• **Work instructions**: Reproduce the records below exactly as they appear.

=== Excerpted records ===

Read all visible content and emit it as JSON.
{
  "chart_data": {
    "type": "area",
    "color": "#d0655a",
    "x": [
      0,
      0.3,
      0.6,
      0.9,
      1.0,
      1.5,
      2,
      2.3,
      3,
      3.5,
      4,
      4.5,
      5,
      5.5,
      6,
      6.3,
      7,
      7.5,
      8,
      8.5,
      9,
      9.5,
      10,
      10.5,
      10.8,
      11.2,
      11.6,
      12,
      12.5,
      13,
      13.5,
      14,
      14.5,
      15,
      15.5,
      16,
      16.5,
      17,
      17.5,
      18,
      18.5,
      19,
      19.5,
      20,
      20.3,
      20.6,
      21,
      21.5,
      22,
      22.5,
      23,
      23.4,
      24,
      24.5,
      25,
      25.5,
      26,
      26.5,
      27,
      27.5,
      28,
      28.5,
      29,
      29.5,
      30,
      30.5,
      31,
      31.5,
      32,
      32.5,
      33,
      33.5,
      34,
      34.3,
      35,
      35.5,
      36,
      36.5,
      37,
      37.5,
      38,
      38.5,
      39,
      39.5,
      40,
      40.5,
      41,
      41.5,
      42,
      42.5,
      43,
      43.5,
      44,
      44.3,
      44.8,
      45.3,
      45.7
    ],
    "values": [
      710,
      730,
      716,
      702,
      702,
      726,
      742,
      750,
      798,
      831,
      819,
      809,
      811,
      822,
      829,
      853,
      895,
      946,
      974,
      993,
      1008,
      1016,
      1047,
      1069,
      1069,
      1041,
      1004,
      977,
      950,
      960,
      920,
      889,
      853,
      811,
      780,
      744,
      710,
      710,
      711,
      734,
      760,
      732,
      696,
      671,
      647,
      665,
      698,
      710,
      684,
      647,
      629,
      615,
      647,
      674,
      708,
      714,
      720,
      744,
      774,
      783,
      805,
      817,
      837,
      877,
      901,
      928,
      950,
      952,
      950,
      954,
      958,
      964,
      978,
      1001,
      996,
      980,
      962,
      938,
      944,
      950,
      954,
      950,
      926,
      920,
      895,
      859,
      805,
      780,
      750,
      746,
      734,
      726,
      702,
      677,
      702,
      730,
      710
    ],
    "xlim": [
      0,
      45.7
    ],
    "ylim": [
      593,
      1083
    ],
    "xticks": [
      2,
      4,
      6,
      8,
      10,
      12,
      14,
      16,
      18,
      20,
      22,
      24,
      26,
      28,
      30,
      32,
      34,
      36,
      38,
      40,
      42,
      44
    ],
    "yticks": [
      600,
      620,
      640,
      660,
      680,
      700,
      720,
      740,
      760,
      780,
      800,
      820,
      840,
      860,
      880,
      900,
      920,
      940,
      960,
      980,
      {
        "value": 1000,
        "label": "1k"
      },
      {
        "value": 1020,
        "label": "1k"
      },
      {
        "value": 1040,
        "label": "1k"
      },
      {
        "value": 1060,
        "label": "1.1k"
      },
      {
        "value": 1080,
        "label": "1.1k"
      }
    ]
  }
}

===

• **Problem solution**:
Read all visible content and emit it as JSON.
{
  "chart_data": {
    "type": "area",
    "color": "#d0655a",
    "x": [
      0,
      0.3,
      0.6,
      0.9,
      1.0,
      1.5,
      2,
      2.3,
      3,
      3.5,
      4,
      4.5,
      5,
      5.5,
      6,
      6.3,
      7,
      7.5,
      8,
      8.5,
      9,
      9.5,
      10,
      10.5,
      10.8,
      11.2,
      11.6,
      12,
      12.5,
      13,
      13.5,
      14,
      14.5,
      15,
      15.5,
      16,
      16.5,
      17,
      17.5,
      18,
      18.5,
      19,
      19.5,
      20,
      20.3,
      20.6,
      21,
      21.5,
      22,
      22.5,
      23,
      23.4,
      24,
      24.5,
      25,
      25.5,
      26,
      26.5,
      27,
      27.5,
      28,
      28.5,
      29,
      29.5,
      30,
      30.5,
      31,
      31.5,
      32,
      32.5,
      33,
      33.5,
      34,
      34.3,
      35,
      35.5,
      36,
      36.5,
      37,
      37.5,
      38,
      38.5,
      39,
      39.5,
      40,
      40.5,
      41,
      41.5,
      42,
      42.5,
      43,
      43.5,
      44,
      44.3,
      44.8,
      45.3,
      45.7
    ],
    "values": [
      710,
      730,
      716,
      702,
      702,
      726,
      742,
      750,
      798,
      831,
      819,
      809,
      811,
      822,
      829,
      853,
      895,
      946,
      974,
      993,
      1008,
      1016,
      1047,
      1069,
      1069,
      1041,
      1004,
      977,
      950,
      960,
      920,
      889,
      853,
      811,
      780,
      744,
      710,
      710,
      711,
      734,
      760,
      732,
      696,
      671,
      647,
      665,
      698,
      710,
      684,
      647,
      629,
      615,
      647,
      674,
      708,
      714,
      720,
      744,
      774,
      783,
      805,
      817,
      837,
      877,
      901,
      928,
      950,
      952,
      950,
      954,
      958,
      964,
      978,
      1001,
      996,
      980,
      962,
      938,
      944,
      950,
      954,
      950,
      926,
      920,
      895,
      859,
      805,
      780,
      750,
      746,
      734,
      726,
      702,
      677,
      702,
      730,
      710
    ],
    "xlim": [
      0,
      45.7
    ],
    "ylim": [
      593,
      1083
    ],
    "xticks": [
      2,
      4,
      6,
      8,
      10,
      12,
      14,
      16,
      18,
      20,
      22,
      24,
      26,
      28,
      30,
      32,
      34,
      36,
      38,
      40,
      42,
      44
    ],
    "yticks": [
      600,
      620,
      640,
      660,
      680,
      700,
      720,
      740,
      760,
      780,
      800,
      820,
      840,
      860,
      880,
      900,
      920,
      940,
      960,
      980,
      {
        "value": 1000,
        "label": "1k"
      },
      {
        "value": 1020,
        "label": "1k"
      },
      {
        "value": 1040,
        "label": "1k"
      },
      {
        "value": 1060,
        "label": "1.1k"
      },
      {
        "value": 1080,
        "label": "1.1k"
      }
    ]
  }
}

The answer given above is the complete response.